Job>
Would you quote every entry exactly, dropping only the pictures?

Data rows>
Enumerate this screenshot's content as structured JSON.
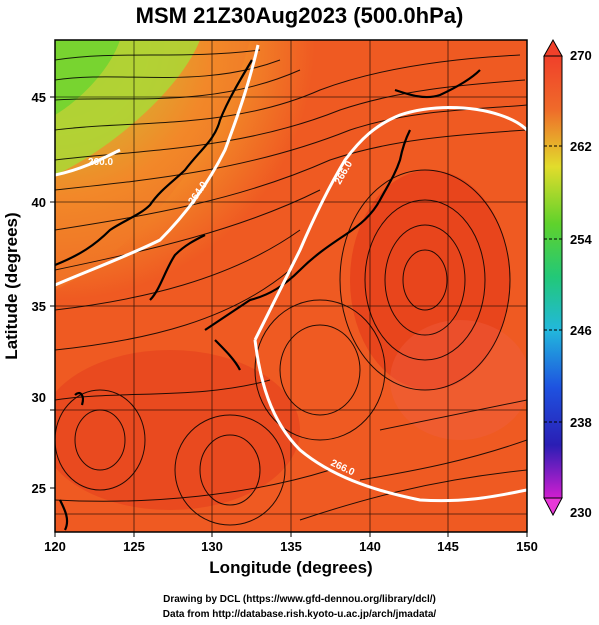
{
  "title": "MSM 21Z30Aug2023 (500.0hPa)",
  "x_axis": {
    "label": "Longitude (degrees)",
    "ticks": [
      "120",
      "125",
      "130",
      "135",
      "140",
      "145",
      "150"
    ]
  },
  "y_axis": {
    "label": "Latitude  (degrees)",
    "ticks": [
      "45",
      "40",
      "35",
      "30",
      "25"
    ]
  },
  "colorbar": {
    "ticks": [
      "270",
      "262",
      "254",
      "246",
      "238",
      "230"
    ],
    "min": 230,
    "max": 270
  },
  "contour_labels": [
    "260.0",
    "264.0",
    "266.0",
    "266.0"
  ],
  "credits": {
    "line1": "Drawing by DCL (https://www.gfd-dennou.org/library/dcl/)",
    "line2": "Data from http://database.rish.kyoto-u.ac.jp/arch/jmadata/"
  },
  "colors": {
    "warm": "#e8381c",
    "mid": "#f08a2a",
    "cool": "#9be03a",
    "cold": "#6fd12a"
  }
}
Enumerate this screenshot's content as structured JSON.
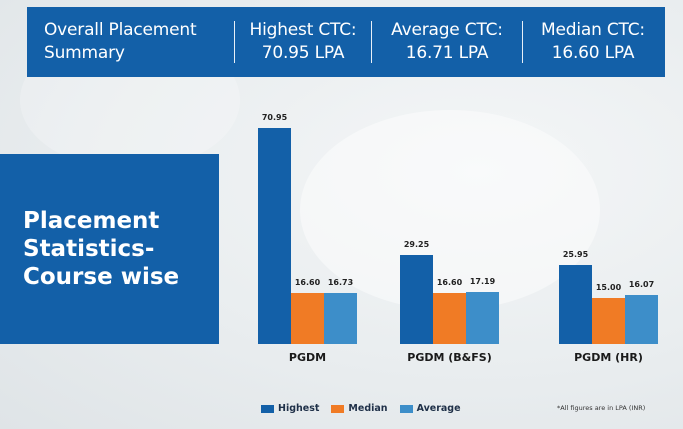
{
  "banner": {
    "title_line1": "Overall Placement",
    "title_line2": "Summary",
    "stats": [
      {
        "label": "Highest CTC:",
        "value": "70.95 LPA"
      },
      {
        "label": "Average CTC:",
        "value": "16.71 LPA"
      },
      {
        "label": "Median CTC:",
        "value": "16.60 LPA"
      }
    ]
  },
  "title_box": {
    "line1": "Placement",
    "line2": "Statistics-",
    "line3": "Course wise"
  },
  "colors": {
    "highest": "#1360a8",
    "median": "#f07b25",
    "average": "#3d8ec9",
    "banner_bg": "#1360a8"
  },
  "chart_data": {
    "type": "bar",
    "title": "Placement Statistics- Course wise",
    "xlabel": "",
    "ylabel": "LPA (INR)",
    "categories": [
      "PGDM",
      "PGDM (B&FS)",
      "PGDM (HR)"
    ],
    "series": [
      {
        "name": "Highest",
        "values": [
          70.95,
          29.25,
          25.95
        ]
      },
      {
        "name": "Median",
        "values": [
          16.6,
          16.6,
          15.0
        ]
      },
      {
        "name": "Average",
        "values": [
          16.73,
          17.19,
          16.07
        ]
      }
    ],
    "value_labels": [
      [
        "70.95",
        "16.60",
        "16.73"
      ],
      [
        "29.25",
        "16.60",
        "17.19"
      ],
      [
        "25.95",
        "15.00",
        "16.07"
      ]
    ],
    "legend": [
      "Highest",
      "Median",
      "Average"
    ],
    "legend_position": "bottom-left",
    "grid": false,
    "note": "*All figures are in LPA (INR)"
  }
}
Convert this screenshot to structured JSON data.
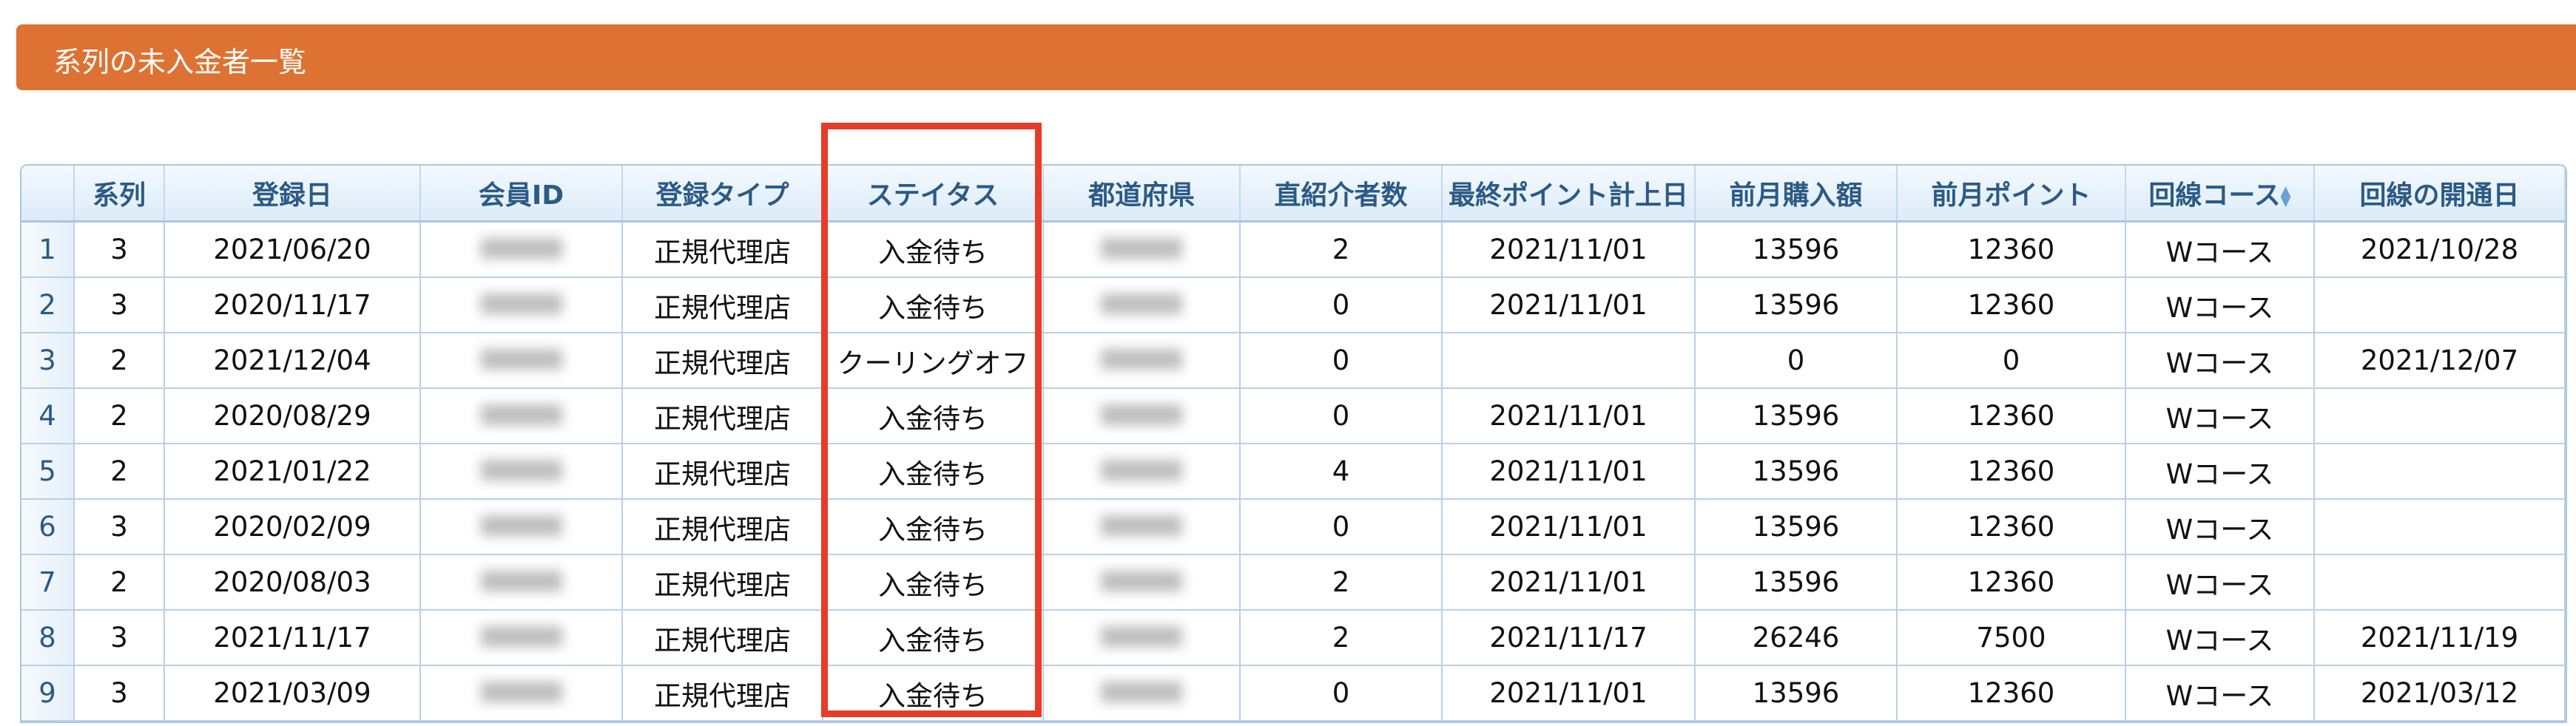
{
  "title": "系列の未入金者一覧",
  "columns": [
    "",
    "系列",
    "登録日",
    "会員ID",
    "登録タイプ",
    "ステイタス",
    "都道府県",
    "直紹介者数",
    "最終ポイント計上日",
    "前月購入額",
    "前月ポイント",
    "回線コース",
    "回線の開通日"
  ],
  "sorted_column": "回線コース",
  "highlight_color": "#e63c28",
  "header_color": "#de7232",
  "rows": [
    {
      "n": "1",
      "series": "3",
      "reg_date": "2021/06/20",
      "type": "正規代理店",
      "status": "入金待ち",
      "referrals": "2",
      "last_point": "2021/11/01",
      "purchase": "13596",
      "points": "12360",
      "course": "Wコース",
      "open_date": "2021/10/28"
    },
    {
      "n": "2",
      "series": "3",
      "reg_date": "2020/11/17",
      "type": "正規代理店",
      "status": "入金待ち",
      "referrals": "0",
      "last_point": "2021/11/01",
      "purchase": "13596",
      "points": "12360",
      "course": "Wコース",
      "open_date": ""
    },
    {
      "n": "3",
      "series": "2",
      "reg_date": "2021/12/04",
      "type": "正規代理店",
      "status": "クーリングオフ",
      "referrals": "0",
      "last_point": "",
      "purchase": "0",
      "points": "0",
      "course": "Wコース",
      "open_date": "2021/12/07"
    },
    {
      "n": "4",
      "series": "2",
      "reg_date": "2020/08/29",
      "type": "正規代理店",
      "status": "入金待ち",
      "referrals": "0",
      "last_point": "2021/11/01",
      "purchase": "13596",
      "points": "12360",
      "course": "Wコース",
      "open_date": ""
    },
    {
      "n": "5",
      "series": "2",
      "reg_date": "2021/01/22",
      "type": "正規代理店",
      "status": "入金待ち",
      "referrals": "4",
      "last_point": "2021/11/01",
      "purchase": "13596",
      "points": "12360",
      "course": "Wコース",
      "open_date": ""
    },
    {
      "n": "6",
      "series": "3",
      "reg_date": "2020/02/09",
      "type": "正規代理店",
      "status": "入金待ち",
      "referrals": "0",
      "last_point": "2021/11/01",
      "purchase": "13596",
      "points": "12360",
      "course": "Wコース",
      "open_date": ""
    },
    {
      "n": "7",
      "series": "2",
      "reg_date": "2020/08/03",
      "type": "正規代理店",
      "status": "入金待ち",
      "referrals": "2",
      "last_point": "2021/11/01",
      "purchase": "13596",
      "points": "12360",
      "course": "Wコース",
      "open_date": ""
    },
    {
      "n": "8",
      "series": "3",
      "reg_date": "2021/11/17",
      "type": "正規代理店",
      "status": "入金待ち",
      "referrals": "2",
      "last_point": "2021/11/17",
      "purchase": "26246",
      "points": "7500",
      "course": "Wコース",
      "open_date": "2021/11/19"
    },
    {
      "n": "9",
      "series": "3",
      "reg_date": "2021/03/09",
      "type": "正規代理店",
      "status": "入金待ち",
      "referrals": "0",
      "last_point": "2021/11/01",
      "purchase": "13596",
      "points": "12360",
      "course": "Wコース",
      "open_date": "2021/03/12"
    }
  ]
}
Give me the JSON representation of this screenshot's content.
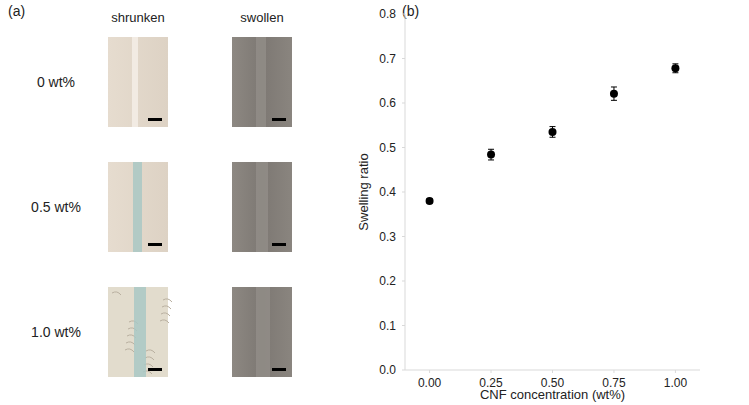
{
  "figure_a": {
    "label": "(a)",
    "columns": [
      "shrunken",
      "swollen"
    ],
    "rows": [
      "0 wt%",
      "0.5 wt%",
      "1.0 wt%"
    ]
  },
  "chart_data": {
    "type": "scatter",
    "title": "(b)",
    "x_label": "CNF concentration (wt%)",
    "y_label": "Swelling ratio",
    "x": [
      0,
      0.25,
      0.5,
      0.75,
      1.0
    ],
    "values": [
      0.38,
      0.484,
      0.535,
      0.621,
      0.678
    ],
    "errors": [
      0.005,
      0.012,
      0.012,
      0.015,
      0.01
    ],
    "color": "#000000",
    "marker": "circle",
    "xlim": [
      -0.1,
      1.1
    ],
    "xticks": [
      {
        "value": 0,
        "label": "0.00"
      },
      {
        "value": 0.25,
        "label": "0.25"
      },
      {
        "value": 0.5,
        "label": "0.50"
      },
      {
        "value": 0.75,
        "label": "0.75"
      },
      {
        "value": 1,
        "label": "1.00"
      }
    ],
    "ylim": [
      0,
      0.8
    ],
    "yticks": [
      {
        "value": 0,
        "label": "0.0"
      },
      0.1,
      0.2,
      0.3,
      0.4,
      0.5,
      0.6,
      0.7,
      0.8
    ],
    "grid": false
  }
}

Response for this exercise>
Enumerate this screenshot's content as structured JSON.
{
  "title": "MSM 21Z30Aug2023 (500.0hPa)",
  "x_axis": {
    "label": "Longitude (degrees)",
    "ticks": [
      "120",
      "125",
      "130",
      "135",
      "140",
      "145",
      "150"
    ]
  },
  "y_axis": {
    "label": "Latitude  (degrees)",
    "ticks": [
      "45",
      "40",
      "35",
      "30",
      "25"
    ]
  },
  "colorbar": {
    "ticks": [
      "270",
      "262",
      "254",
      "246",
      "238",
      "230"
    ],
    "min": 230,
    "max": 270
  },
  "contour_labels": [
    "260.0",
    "264.0",
    "266.0",
    "266.0"
  ],
  "credits": {
    "line1": "Drawing by DCL (https://www.gfd-dennou.org/library/dcl/)",
    "line2": "Data from http://database.rish.kyoto-u.ac.jp/arch/jmadata/"
  },
  "colors": {
    "warm": "#e8381c",
    "mid": "#f08a2a",
    "cool": "#9be03a",
    "cold": "#6fd12a"
  }
}
Enumerate this screenshot's content as structured JSON.
{
  "banner": {
    "title_line1": "Overall Placement",
    "title_line2": "Summary",
    "stats": [
      {
        "label": "Highest CTC:",
        "value": "70.95 LPA"
      },
      {
        "label": "Average CTC:",
        "value": "16.71 LPA"
      },
      {
        "label": "Median CTC:",
        "value": "16.60 LPA"
      }
    ]
  },
  "title_box": {
    "line1": "Placement",
    "line2": "Statistics-",
    "line3": "Course wise"
  },
  "colors": {
    "highest": "#1360a8",
    "median": "#f07b25",
    "average": "#3d8ec9",
    "banner_bg": "#1360a8"
  },
  "chart_data": {
    "type": "bar",
    "title": "Placement Statistics- Course wise",
    "xlabel": "",
    "ylabel": "LPA (INR)",
    "categories": [
      "PGDM",
      "PGDM (B&FS)",
      "PGDM (HR)"
    ],
    "series": [
      {
        "name": "Highest",
        "values": [
          70.95,
          29.25,
          25.95
        ]
      },
      {
        "name": "Median",
        "values": [
          16.6,
          16.6,
          15.0
        ]
      },
      {
        "name": "Average",
        "values": [
          16.73,
          17.19,
          16.07
        ]
      }
    ],
    "value_labels": [
      [
        "70.95",
        "16.60",
        "16.73"
      ],
      [
        "29.25",
        "16.60",
        "17.19"
      ],
      [
        "25.95",
        "15.00",
        "16.07"
      ]
    ],
    "legend": [
      "Highest",
      "Median",
      "Average"
    ],
    "legend_position": "bottom-left",
    "grid": false,
    "note": "*All figures are in LPA (INR)"
  }
}
Convert this screenshot to structured JSON data.
{
  "title": "系列の未入金者一覧",
  "columns": [
    "",
    "系列",
    "登録日",
    "会員ID",
    "登録タイプ",
    "ステイタス",
    "都道府県",
    "直紹介者数",
    "最終ポイント計上日",
    "前月購入額",
    "前月ポイント",
    "回線コース",
    "回線の開通日"
  ],
  "sorted_column": "回線コース",
  "highlight_color": "#e63c28",
  "header_color": "#de7232",
  "rows": [
    {
      "n": "1",
      "series": "3",
      "reg_date": "2021/06/20",
      "type": "正規代理店",
      "status": "入金待ち",
      "referrals": "2",
      "last_point": "2021/11/01",
      "purchase": "13596",
      "points": "12360",
      "course": "Wコース",
      "open_date": "2021/10/28"
    },
    {
      "n": "2",
      "series": "3",
      "reg_date": "2020/11/17",
      "type": "正規代理店",
      "status": "入金待ち",
      "referrals": "0",
      "last_point": "2021/11/01",
      "purchase": "13596",
      "points": "12360",
      "course": "Wコース",
      "open_date": ""
    },
    {
      "n": "3",
      "series": "2",
      "reg_date": "2021/12/04",
      "type": "正規代理店",
      "status": "クーリングオフ",
      "referrals": "0",
      "last_point": "",
      "purchase": "0",
      "points": "0",
      "course": "Wコース",
      "open_date": "2021/12/07"
    },
    {
      "n": "4",
      "series": "2",
      "reg_date": "2020/08/29",
      "type": "正規代理店",
      "status": "入金待ち",
      "referrals": "0",
      "last_point": "2021/11/01",
      "purchase": "13596",
      "points": "12360",
      "course": "Wコース",
      "open_date": ""
    },
    {
      "n": "5",
      "series": "2",
      "reg_date": "2021/01/22",
      "type": "正規代理店",
      "status": "入金待ち",
      "referrals": "4",
      "last_point": "2021/11/01",
      "purchase": "13596",
      "points": "12360",
      "course": "Wコース",
      "open_date": ""
    },
    {
      "n": "6",
      "series": "3",
      "reg_date": "2020/02/09",
      "type": "正規代理店",
      "status": "入金待ち",
      "referrals": "0",
      "last_point": "2021/11/01",
      "purchase": "13596",
      "points": "12360",
      "course": "Wコース",
      "open_date": ""
    },
    {
      "n": "7",
      "series": "2",
      "reg_date": "2020/08/03",
      "type": "正規代理店",
      "status": "入金待ち",
      "referrals": "2",
      "last_point": "2021/11/01",
      "purchase": "13596",
      "points": "12360",
      "course": "Wコース",
      "open_date": ""
    },
    {
      "n": "8",
      "series": "3",
      "reg_date": "2021/11/17",
      "type": "正規代理店",
      "status": "入金待ち",
      "referrals": "2",
      "last_point": "2021/11/17",
      "purchase": "26246",
      "points": "7500",
      "course": "Wコース",
      "open_date": "2021/11/19"
    },
    {
      "n": "9",
      "series": "3",
      "reg_date": "2021/03/09",
      "type": "正規代理店",
      "status": "入金待ち",
      "referrals": "0",
      "last_point": "2021/11/01",
      "purchase": "13596",
      "points": "12360",
      "course": "Wコース",
      "open_date": "2021/03/12"
    }
  ]
}
Give me the JSON representation of this screenshot's content.
{
  "figure_a": {
    "label": "(a)",
    "columns": [
      "shrunken",
      "swollen"
    ],
    "rows": [
      "0 wt%",
      "0.5 wt%",
      "1.0 wt%"
    ]
  },
  "chart_data": {
    "type": "scatter",
    "title": "(b)",
    "x_label": "CNF concentration (wt%)",
    "y_label": "Swelling ratio",
    "x": [
      0,
      0.25,
      0.5,
      0.75,
      1.0
    ],
    "values": [
      0.38,
      0.484,
      0.535,
      0.621,
      0.678
    ],
    "errors": [
      0.005,
      0.012,
      0.012,
      0.015,
      0.01
    ],
    "color": "#000000",
    "marker": "circle",
    "xlim": [
      -0.1,
      1.1
    ],
    "xticks": [
      {
        "value": 0,
        "label": "0.00"
      },
      {
        "value": 0.25,
        "label": "0.25"
      },
      {
        "value": 0.5,
        "label": "0.50"
      },
      {
        "value": 0.75,
        "label": "0.75"
      },
      {
        "value": 1,
        "label": "1.00"
      }
    ],
    "ylim": [
      0,
      0.8
    ],
    "yticks": [
      {
        "value": 0,
        "label": "0.0"
      },
      0.1,
      0.2,
      0.3,
      0.4,
      0.5,
      0.6,
      0.7,
      0.8
    ],
    "grid": false
  }
}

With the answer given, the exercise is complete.